• **Task objective**: Below are the records; collect from them each line containing the string "this".

• **Entries shown**:
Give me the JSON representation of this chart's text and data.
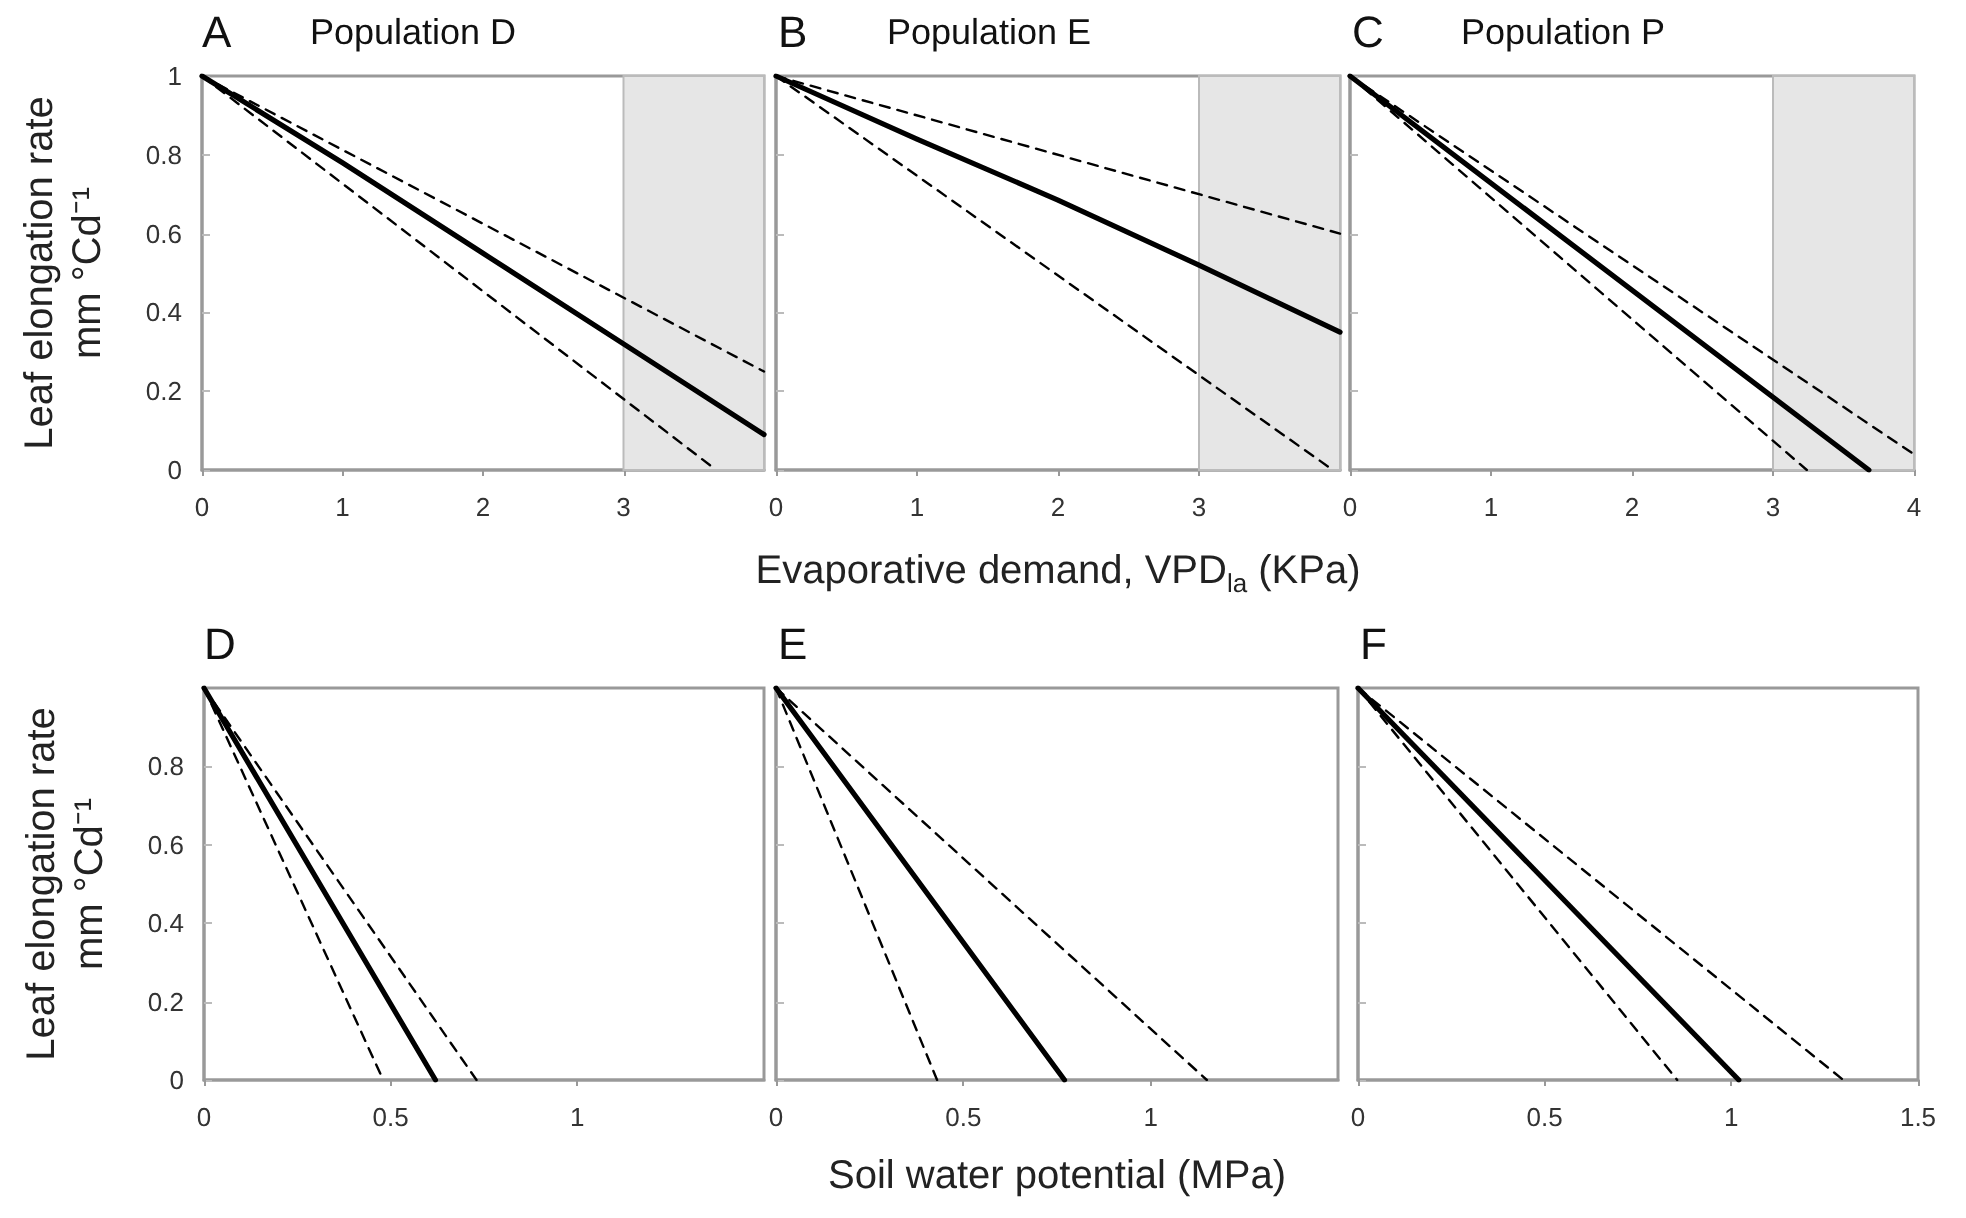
{
  "chart_data": [
    {
      "type": "line",
      "title": "Population D",
      "annotations": [
        "A"
      ],
      "ylabel": "Leaf elongation rate\nmm °Cd⁻¹",
      "xlim": [
        0,
        4
      ],
      "xticks": [
        0,
        1,
        2,
        3
      ],
      "ylim": [
        0,
        1
      ],
      "yticks": [
        0,
        0.2,
        0.4,
        0.6,
        0.8,
        1
      ],
      "bands": [
        {
          "axis": "x",
          "from": 3,
          "to": 4,
          "color": "#e6e6e6"
        }
      ],
      "series": [
        {
          "color": "#000000",
          "line_style": "dashed",
          "x": [
            0,
            3.66
          ],
          "values": [
            1,
            0
          ]
        },
        {
          "color": "#000000",
          "line_style": "solid",
          "x": [
            0,
            1,
            2,
            3,
            4
          ],
          "values": [
            1,
            0.78,
            0.55,
            0.32,
            0.09
          ]
        },
        {
          "color": "#000000",
          "line_style": "dashed",
          "x": [
            0,
            4
          ],
          "values": [
            1,
            0.25
          ]
        }
      ]
    },
    {
      "type": "line",
      "title": "Population E",
      "annotations": [
        "B"
      ],
      "xlabel": "Evaporative demand, VPD$_{la}$ (KPa)",
      "xlim": [
        0,
        4
      ],
      "xticks": [
        0,
        1,
        2,
        3
      ],
      "ylim": [
        0,
        1
      ],
      "yticks": [
        0,
        0.2,
        0.4,
        0.6,
        0.8,
        1
      ],
      "tick_labels": "x",
      "bands": [
        {
          "axis": "x",
          "from": 3,
          "to": 4,
          "color": "#e6e6e6"
        }
      ],
      "series": [
        {
          "color": "#000000",
          "line_style": "dashed",
          "x": [
            0,
            3.95
          ],
          "values": [
            1,
            0
          ]
        },
        {
          "color": "#000000",
          "line_style": "solid",
          "x": [
            0,
            1,
            2,
            3,
            4
          ],
          "values": [
            1,
            0.84,
            0.685,
            0.52,
            0.35
          ]
        },
        {
          "color": "#000000",
          "line_style": "dashed",
          "x": [
            0,
            4
          ],
          "values": [
            1,
            0.6
          ]
        }
      ]
    },
    {
      "type": "line",
      "title": "Population P",
      "annotations": [
        "C"
      ],
      "xlim": [
        0,
        4
      ],
      "xticks": [
        0,
        1,
        2,
        3,
        4
      ],
      "ylim": [
        0,
        1
      ],
      "yticks": [
        0,
        0.2,
        0.4,
        0.6,
        0.8,
        1
      ],
      "tick_labels": "x",
      "bands": [
        {
          "axis": "x",
          "from": 3,
          "to": 4,
          "color": "#e6e6e6"
        }
      ],
      "series": [
        {
          "color": "#000000",
          "line_style": "dashed",
          "x": [
            0,
            3.24
          ],
          "values": [
            1,
            0
          ]
        },
        {
          "color": "#000000",
          "line_style": "solid",
          "x": [
            0,
            3.68
          ],
          "values": [
            1,
            0
          ]
        },
        {
          "color": "#000000",
          "line_style": "dashed",
          "x": [
            0,
            4
          ],
          "values": [
            1,
            0.04
          ]
        }
      ]
    },
    {
      "type": "line",
      "annotations": [
        "D"
      ],
      "ylabel": "Leaf elongation rate\nmm °Cd⁻¹",
      "xlim": [
        0,
        1.5
      ],
      "xticks": [
        0,
        0.5,
        1
      ],
      "ylim": [
        0,
        1
      ],
      "yticks": [
        0,
        0.2,
        0.4,
        0.6,
        0.8
      ],
      "series": [
        {
          "color": "#000000",
          "line_style": "dashed",
          "x": [
            0,
            0.48
          ],
          "values": [
            1,
            0
          ]
        },
        {
          "color": "#000000",
          "line_style": "solid",
          "x": [
            0,
            0.62
          ],
          "values": [
            1,
            0
          ]
        },
        {
          "color": "#000000",
          "line_style": "dashed",
          "x": [
            0,
            0.73
          ],
          "values": [
            1,
            0
          ]
        }
      ]
    },
    {
      "type": "line",
      "annotations": [
        "E"
      ],
      "xlabel": "Soil water potential (MPa)",
      "xlim": [
        0,
        1.5
      ],
      "xticks": [
        0,
        0.5,
        1
      ],
      "ylim": [
        0,
        1
      ],
      "yticks": [
        0,
        0.2,
        0.4,
        0.6,
        0.8
      ],
      "tick_labels": "x",
      "series": [
        {
          "color": "#000000",
          "line_style": "dashed",
          "x": [
            0,
            0.43
          ],
          "values": [
            1,
            0
          ]
        },
        {
          "color": "#000000",
          "line_style": "solid",
          "x": [
            0,
            0.77
          ],
          "values": [
            1,
            0
          ]
        },
        {
          "color": "#000000",
          "line_style": "dashed",
          "x": [
            0,
            1.15
          ],
          "values": [
            1,
            0
          ]
        }
      ]
    },
    {
      "type": "line",
      "annotations": [
        "F"
      ],
      "xlim": [
        0,
        1.5
      ],
      "xticks": [
        0,
        0.5,
        1,
        1.5
      ],
      "ylim": [
        0,
        1
      ],
      "yticks": [
        0,
        0.2,
        0.4,
        0.6,
        0.8
      ],
      "tick_labels": "x",
      "series": [
        {
          "color": "#000000",
          "line_style": "dashed",
          "x": [
            0,
            0.855
          ],
          "values": [
            1,
            0
          ]
        },
        {
          "color": "#000000",
          "line_style": "solid",
          "x": [
            0,
            1.02
          ],
          "values": [
            1,
            0
          ]
        },
        {
          "color": "#000000",
          "line_style": "dashed",
          "x": [
            0,
            1.3
          ],
          "values": [
            1,
            0
          ]
        }
      ]
    }
  ]
}
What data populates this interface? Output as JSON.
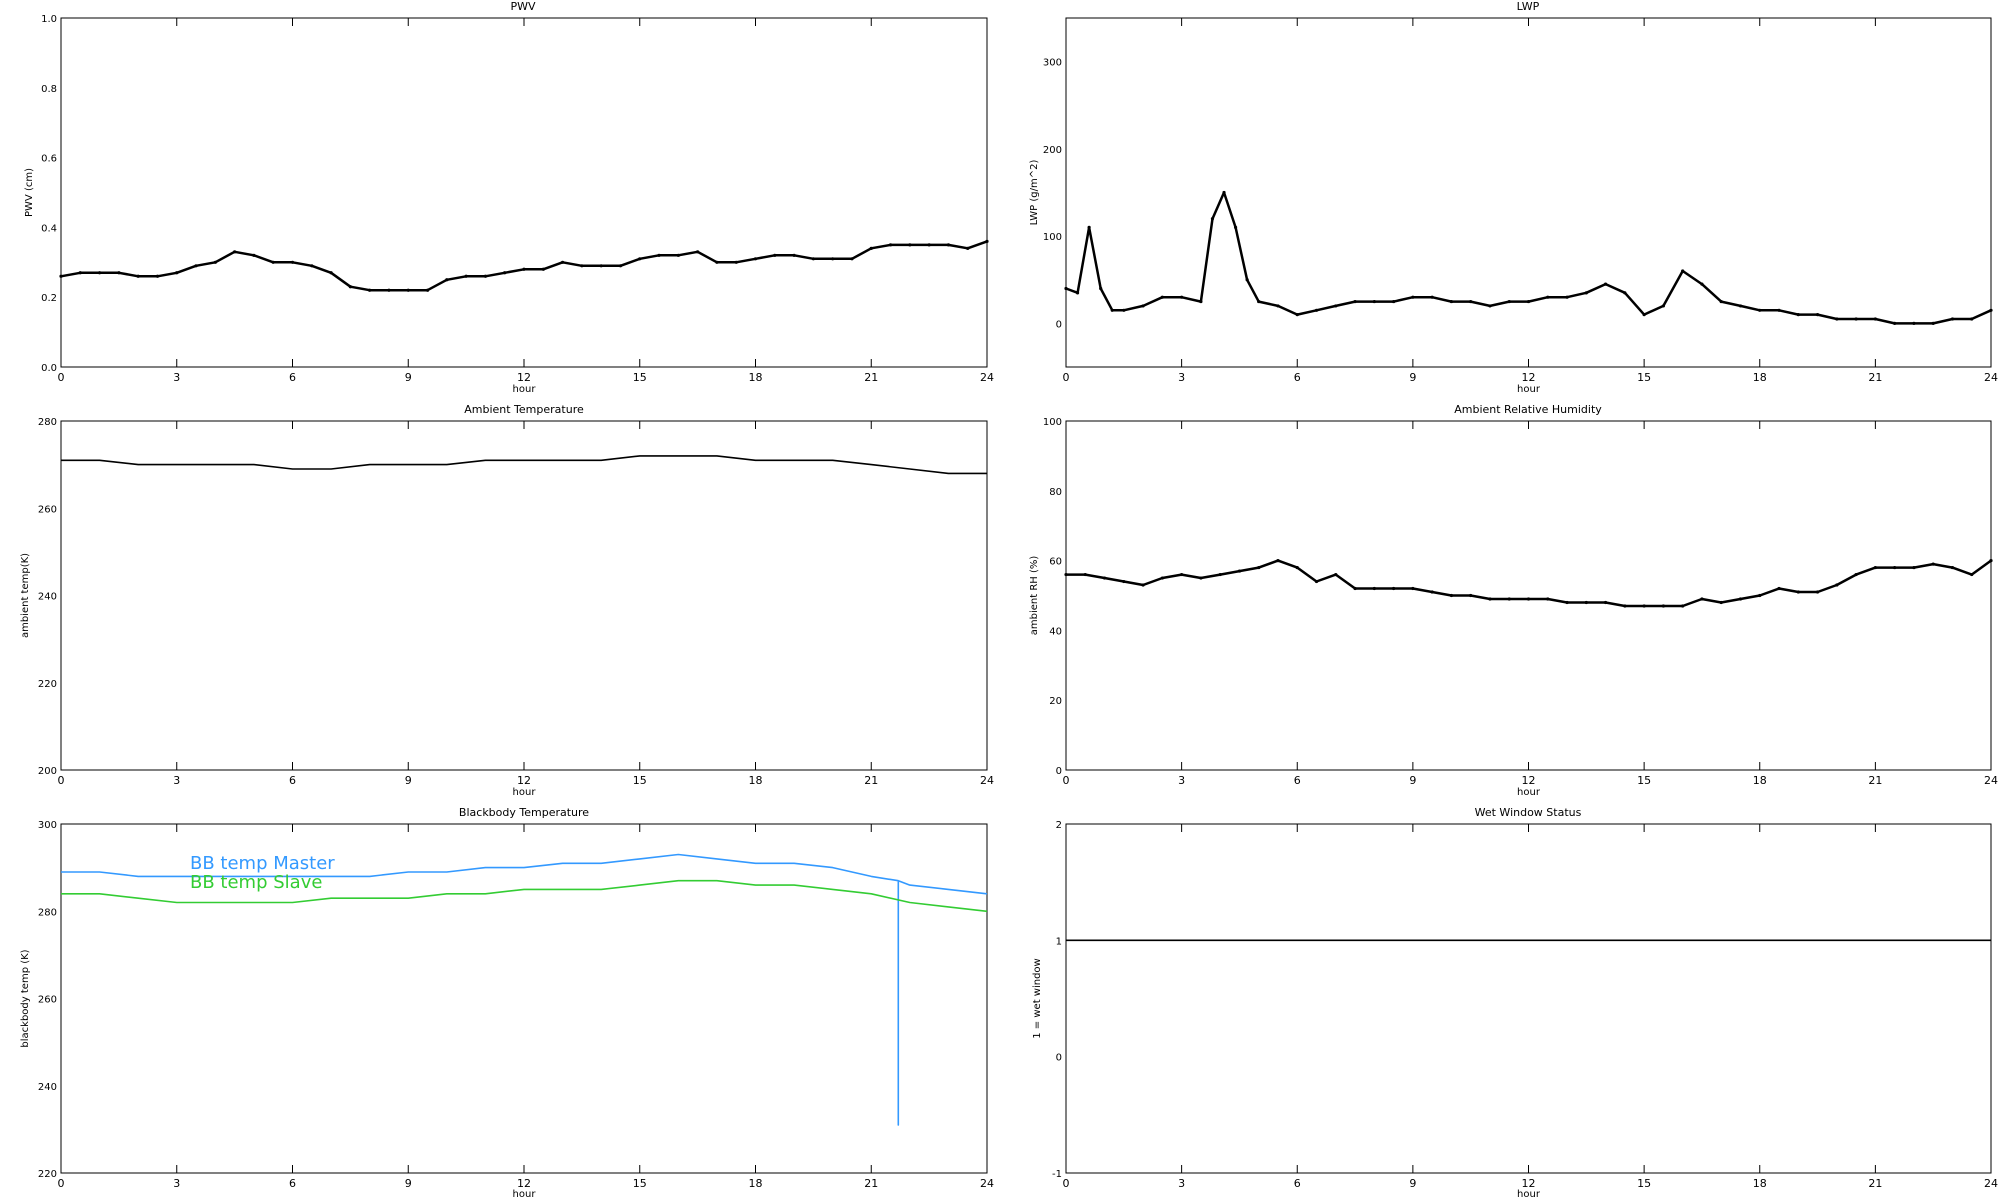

• **Correct answer**:
Give me the JSON representation of this chart's text and data.
What data populates this interface? Output as JSON.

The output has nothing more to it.